- REQUIRED TASK:
Pick out every line with the word "production" and copy it.

[Figure record listings]

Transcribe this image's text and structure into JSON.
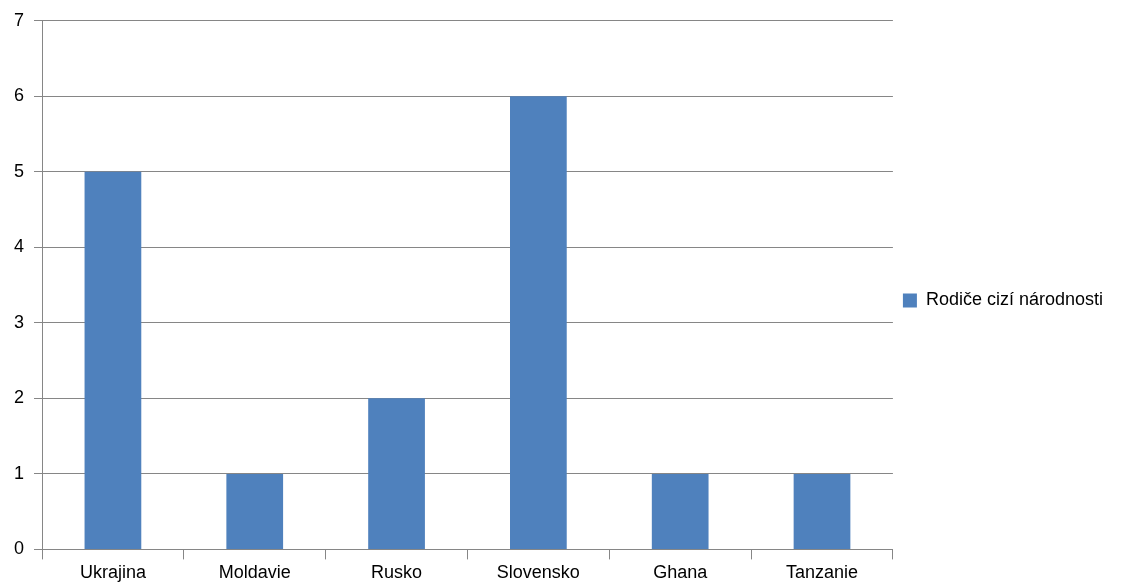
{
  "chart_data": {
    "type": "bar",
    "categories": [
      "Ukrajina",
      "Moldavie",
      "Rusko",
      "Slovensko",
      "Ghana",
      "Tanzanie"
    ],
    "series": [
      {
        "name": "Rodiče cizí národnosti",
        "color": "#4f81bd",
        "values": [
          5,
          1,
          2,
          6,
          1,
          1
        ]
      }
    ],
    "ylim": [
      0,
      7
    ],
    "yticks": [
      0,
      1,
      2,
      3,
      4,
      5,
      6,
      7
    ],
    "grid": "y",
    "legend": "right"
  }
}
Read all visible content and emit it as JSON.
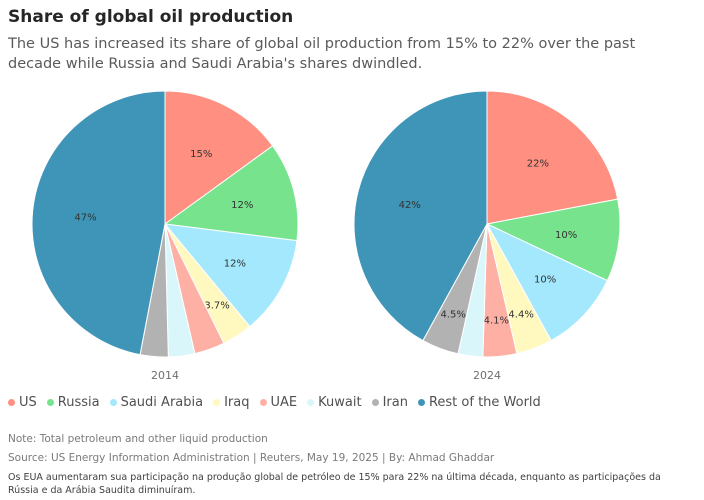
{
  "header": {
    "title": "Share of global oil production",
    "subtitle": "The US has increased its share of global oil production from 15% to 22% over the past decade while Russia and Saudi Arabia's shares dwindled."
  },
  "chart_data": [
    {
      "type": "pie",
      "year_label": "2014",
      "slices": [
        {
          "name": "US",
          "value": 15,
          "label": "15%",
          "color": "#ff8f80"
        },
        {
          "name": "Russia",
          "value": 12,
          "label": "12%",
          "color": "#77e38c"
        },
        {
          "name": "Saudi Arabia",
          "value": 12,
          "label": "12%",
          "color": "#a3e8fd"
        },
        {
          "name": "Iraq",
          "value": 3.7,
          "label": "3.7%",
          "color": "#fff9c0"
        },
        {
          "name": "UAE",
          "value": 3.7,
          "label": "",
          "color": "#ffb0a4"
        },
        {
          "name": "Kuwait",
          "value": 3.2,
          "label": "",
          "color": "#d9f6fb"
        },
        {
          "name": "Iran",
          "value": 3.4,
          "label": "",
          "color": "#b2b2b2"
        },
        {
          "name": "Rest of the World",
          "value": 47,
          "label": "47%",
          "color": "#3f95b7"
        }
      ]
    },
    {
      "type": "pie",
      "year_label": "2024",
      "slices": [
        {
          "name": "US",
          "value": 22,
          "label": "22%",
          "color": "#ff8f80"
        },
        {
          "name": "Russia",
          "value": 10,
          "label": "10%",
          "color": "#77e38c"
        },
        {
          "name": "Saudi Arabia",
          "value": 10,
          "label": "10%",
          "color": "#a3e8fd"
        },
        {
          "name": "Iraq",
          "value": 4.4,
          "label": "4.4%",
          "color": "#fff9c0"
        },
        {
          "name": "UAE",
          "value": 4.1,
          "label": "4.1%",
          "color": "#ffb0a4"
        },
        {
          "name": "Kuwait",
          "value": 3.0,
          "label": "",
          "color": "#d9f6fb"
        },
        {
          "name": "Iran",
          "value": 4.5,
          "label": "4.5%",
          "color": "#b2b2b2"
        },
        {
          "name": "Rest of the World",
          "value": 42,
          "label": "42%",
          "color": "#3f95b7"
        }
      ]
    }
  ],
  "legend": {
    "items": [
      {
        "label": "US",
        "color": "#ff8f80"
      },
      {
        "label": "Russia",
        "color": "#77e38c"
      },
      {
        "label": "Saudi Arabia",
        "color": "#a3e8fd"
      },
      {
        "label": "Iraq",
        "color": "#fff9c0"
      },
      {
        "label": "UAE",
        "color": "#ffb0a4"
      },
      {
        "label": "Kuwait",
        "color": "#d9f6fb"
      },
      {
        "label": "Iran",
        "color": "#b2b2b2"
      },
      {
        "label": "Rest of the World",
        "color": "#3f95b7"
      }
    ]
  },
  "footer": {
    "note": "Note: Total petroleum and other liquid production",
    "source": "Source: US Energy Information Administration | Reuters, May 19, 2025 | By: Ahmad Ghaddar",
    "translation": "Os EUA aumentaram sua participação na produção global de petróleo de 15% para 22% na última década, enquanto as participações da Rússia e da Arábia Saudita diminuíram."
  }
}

- ANSWER TO THE TASK:
    "title": "Share of global oil production",
    "subtitle": "The US has increased its share of global oil production from 15% to 22% over the past decade while Russia and Saudi Arabia's shares dwindled."
    "note": "Note: Total petroleum and other liquid production",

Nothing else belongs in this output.